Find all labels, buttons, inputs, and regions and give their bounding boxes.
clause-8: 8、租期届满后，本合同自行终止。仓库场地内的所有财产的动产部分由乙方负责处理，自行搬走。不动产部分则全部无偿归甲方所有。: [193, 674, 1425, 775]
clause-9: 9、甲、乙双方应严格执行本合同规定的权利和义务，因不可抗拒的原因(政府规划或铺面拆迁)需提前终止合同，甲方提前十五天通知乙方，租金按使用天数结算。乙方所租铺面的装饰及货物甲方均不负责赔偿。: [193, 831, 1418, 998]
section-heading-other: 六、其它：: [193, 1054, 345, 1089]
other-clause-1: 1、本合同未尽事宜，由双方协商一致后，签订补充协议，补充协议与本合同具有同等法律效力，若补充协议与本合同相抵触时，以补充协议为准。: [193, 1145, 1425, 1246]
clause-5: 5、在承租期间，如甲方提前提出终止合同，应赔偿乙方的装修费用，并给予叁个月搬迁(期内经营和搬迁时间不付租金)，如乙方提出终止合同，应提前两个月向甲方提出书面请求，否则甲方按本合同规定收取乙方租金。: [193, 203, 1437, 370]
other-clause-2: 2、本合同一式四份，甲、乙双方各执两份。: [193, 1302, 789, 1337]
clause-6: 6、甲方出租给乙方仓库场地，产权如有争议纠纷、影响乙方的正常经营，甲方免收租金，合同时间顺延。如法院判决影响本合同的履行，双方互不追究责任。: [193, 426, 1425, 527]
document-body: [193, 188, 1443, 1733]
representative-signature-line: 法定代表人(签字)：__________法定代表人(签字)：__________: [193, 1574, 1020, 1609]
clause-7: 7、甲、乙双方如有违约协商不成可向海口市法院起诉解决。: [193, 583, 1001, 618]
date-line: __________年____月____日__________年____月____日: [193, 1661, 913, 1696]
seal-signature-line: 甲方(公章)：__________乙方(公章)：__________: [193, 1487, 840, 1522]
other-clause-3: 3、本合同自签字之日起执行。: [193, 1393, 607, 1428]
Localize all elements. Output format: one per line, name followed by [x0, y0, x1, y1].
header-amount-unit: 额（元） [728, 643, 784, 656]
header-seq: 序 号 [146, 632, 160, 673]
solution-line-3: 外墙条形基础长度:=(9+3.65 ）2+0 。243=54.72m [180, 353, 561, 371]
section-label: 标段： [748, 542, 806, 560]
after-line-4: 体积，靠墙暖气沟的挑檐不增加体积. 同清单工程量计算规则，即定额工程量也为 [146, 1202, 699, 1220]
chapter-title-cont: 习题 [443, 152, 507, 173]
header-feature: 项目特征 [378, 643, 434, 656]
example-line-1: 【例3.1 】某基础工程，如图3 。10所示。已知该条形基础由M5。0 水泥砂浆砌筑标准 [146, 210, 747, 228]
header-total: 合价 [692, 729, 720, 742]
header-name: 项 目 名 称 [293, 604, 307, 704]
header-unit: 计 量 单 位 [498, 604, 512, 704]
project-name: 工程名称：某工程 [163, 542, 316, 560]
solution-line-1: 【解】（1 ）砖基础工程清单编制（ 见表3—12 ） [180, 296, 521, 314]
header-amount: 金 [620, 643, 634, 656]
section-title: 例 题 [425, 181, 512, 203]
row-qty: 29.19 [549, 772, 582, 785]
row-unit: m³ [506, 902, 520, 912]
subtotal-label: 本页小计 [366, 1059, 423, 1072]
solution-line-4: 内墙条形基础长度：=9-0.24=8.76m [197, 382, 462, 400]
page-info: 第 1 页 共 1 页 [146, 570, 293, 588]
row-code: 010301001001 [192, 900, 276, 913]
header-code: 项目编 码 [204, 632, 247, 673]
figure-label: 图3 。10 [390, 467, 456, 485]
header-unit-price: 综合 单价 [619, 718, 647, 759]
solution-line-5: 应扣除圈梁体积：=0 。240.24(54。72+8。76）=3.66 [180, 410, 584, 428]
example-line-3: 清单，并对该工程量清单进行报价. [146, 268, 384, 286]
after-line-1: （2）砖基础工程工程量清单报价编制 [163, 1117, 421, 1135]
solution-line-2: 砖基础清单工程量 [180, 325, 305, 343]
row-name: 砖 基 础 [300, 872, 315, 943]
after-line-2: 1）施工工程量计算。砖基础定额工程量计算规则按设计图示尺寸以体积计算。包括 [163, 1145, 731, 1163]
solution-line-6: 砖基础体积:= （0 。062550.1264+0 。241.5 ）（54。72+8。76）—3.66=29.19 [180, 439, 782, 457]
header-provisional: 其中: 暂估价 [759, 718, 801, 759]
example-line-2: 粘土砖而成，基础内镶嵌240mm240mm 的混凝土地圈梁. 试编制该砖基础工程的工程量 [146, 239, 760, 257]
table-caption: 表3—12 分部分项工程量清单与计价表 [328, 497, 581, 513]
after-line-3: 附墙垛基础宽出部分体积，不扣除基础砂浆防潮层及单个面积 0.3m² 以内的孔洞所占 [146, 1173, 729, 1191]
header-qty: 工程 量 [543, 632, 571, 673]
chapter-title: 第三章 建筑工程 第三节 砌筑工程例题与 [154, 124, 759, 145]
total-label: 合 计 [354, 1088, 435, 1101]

-------------------------

Could you transcribe every line of the listing above without changing a character?

Find all labels, buttons, inputs, and regions and give their bounding boxes.
clause-8: 8、租期届满后，本合同自行终止。仓库场地内的所有财产的动产部分由乙方负责处理，自行搬走。不动产部分则全部无偿归甲方所有。: [193, 674, 1425, 775]
clause-9: 9、甲、乙双方应严格执行本合同规定的权利和义务，因不可抗拒的原因(政府规划或铺面拆迁)需提前终止合同，甲方提前十五天通知乙方，租金按使用天数结算。乙方所租铺面的装饰及货物甲方均不负责赔偿。: [193, 831, 1418, 998]
section-heading-other: 六、其它：: [193, 1054, 345, 1089]
other-clause-1: 1、本合同未尽事宜，由双方协商一致后，签订补充协议，补充协议与本合同具有同等法律效力，若补充协议与本合同相抵触时，以补充协议为准。: [193, 1145, 1425, 1246]
clause-5: 5、在承租期间，如甲方提前提出终止合同，应赔偿乙方的装修费用，并给予叁个月搬迁(期内经营和搬迁时间不付租金)，如乙方提出终止合同，应提前两个月向甲方提出书面请求，否则甲方按本合同规定收取乙方租金。: [193, 203, 1437, 370]
other-clause-2: 2、本合同一式四份，甲、乙双方各执两份。: [193, 1302, 789, 1337]
clause-6: 6、甲方出租给乙方仓库场地，产权如有争议纠纷、影响乙方的正常经营，甲方免收租金，合同时间顺延。如法院判决影响本合同的履行，双方互不追究责任。: [193, 426, 1425, 527]
document-body: [193, 188, 1443, 1733]
representative-signature-line: 法定代表人(签字)：__________法定代表人(签字)：__________: [193, 1574, 1020, 1609]
clause-7: 7、甲、乙双方如有违约协商不成可向海口市法院起诉解决。: [193, 583, 1001, 618]
date-line: __________年____月____日__________年____月____日: [193, 1661, 913, 1696]
seal-signature-line: 甲方(公章)：__________乙方(公章)：__________: [193, 1487, 840, 1522]
other-clause-3: 3、本合同自签字之日起执行。: [193, 1393, 607, 1428]
Localize all elements. Output format: one per line, name followed by [x0, y0, x1, y1].
header-amount-unit: 额（元） [728, 643, 784, 656]
header-seq: 序 号 [146, 632, 160, 673]
solution-line-3: 外墙条形基础长度:=(9+3.65 ）2+0 。243=54.72m [180, 353, 561, 371]
section-label: 标段： [748, 542, 806, 560]
after-line-4: 体积，靠墙暖气沟的挑檐不增加体积. 同清单工程量计算规则，即定额工程量也为 [146, 1202, 699, 1220]
chapter-title-cont: 习题 [443, 152, 507, 173]
header-feature: 项目特征 [378, 643, 434, 656]
example-line-1: 【例3.1 】某基础工程，如图3 。10所示。已知该条形基础由M5。0 水泥砂浆砌筑标准 [146, 210, 747, 228]
header-total: 合价 [692, 729, 720, 742]
header-name: 项 目 名 称 [293, 604, 307, 704]
header-unit: 计 量 单 位 [498, 604, 512, 704]
project-name: 工程名称：某工程 [163, 542, 316, 560]
solution-line-1: 【解】（1 ）砖基础工程清单编制（ 见表3—12 ） [180, 296, 521, 314]
header-amount: 金 [620, 643, 634, 656]
section-title: 例 题 [425, 181, 512, 203]
row-qty: 29.19 [549, 772, 582, 785]
row-unit: m³ [506, 902, 520, 912]
subtotal-label: 本页小计 [366, 1059, 423, 1072]
solution-line-4: 内墙条形基础长度：=9-0.24=8.76m [197, 382, 462, 400]
page-info: 第 1 页 共 1 页 [146, 570, 293, 588]
row-code: 010301001001 [192, 900, 276, 913]
header-code: 项目编 码 [204, 632, 247, 673]
figure-label: 图3 。10 [390, 467, 456, 485]
header-unit-price: 综合 单价 [619, 718, 647, 759]
solution-line-5: 应扣除圈梁体积：=0 。240.24(54。72+8。76）=3.66 [180, 410, 584, 428]
example-line-3: 清单，并对该工程量清单进行报价. [146, 268, 384, 286]
after-line-1: （2）砖基础工程工程量清单报价编制 [163, 1117, 421, 1135]
solution-line-2: 砖基础清单工程量 [180, 325, 305, 343]
row-name: 砖 基 础 [300, 872, 315, 943]
after-line-2: 1）施工工程量计算。砖基础定额工程量计算规则按设计图示尺寸以体积计算。包括 [163, 1145, 731, 1163]
solution-line-6: 砖基础体积:= （0 。062550.1264+0 。241.5 ）（54。72+8。76）—3.66=29.19 [180, 439, 782, 457]
header-provisional: 其中: 暂估价 [759, 718, 801, 759]
example-line-2: 粘土砖而成，基础内镶嵌240mm240mm 的混凝土地圈梁. 试编制该砖基础工程的工程量 [146, 239, 760, 257]
table-caption: 表3—12 分部分项工程量清单与计价表 [328, 497, 581, 513]
after-line-3: 附墙垛基础宽出部分体积，不扣除基础砂浆防潮层及单个面积 0.3m² 以内的孔洞所占 [146, 1173, 729, 1191]
header-qty: 工程 量 [543, 632, 571, 673]
chapter-title: 第三章 建筑工程 第三节 砌筑工程例题与 [154, 124, 759, 145]
total-label: 合 计 [354, 1088, 435, 1101]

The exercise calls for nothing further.